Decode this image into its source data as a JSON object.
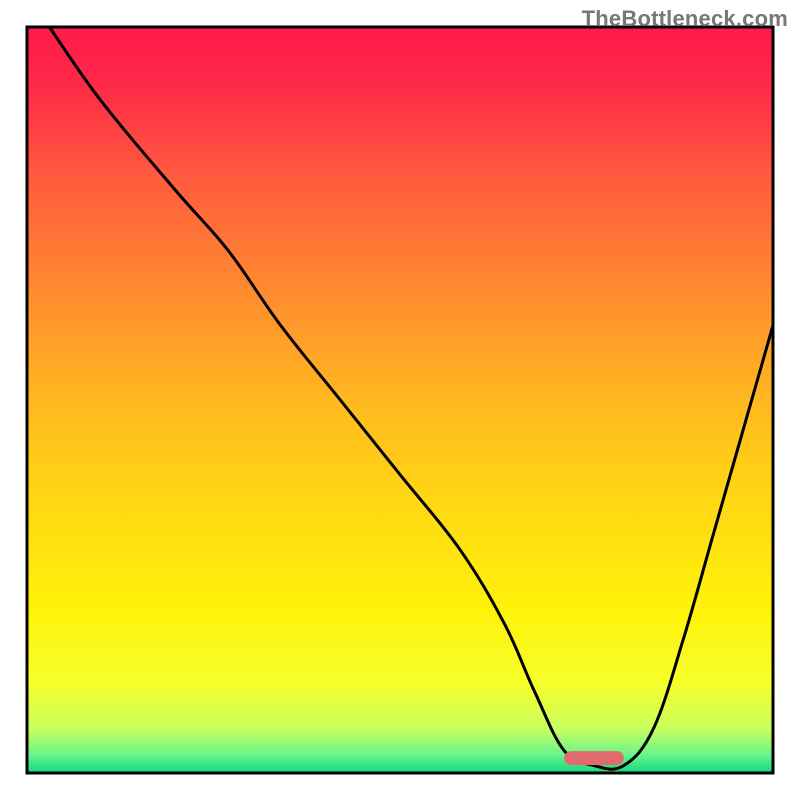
{
  "watermark": "TheBottleneck.com",
  "chart_data": {
    "type": "line",
    "title": "",
    "xlabel": "",
    "ylabel": "",
    "xlim": [
      0,
      100
    ],
    "ylim": [
      0,
      100
    ],
    "x": [
      3,
      10,
      20,
      27,
      34,
      42,
      50,
      58,
      64,
      68,
      72,
      76,
      80,
      84,
      88,
      92,
      96,
      100
    ],
    "values": [
      100,
      90,
      78,
      70,
      60,
      50,
      40,
      30,
      20,
      11,
      3,
      1,
      1,
      6,
      18,
      32,
      46,
      60
    ],
    "annotations": {
      "marker": {
        "x_start": 72,
        "x_end": 80,
        "y": 2
      }
    },
    "background": {
      "gradient_stops": [
        {
          "offset": 0.0,
          "color": "#ff1a4b"
        },
        {
          "offset": 0.08,
          "color": "#ff2a48"
        },
        {
          "offset": 0.2,
          "color": "#ff5a3e"
        },
        {
          "offset": 0.35,
          "color": "#ff8a30"
        },
        {
          "offset": 0.5,
          "color": "#ffb81f"
        },
        {
          "offset": 0.64,
          "color": "#ffd813"
        },
        {
          "offset": 0.78,
          "color": "#fff20a"
        },
        {
          "offset": 0.88,
          "color": "#f6ff2a"
        },
        {
          "offset": 0.94,
          "color": "#c9ff5e"
        },
        {
          "offset": 0.975,
          "color": "#6cf58a"
        },
        {
          "offset": 1.0,
          "color": "#10d97e"
        }
      ]
    }
  }
}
----------------------------------------
Give only the number of lines in the data that hold the word "offset".

■ ANSWER IN FULL
11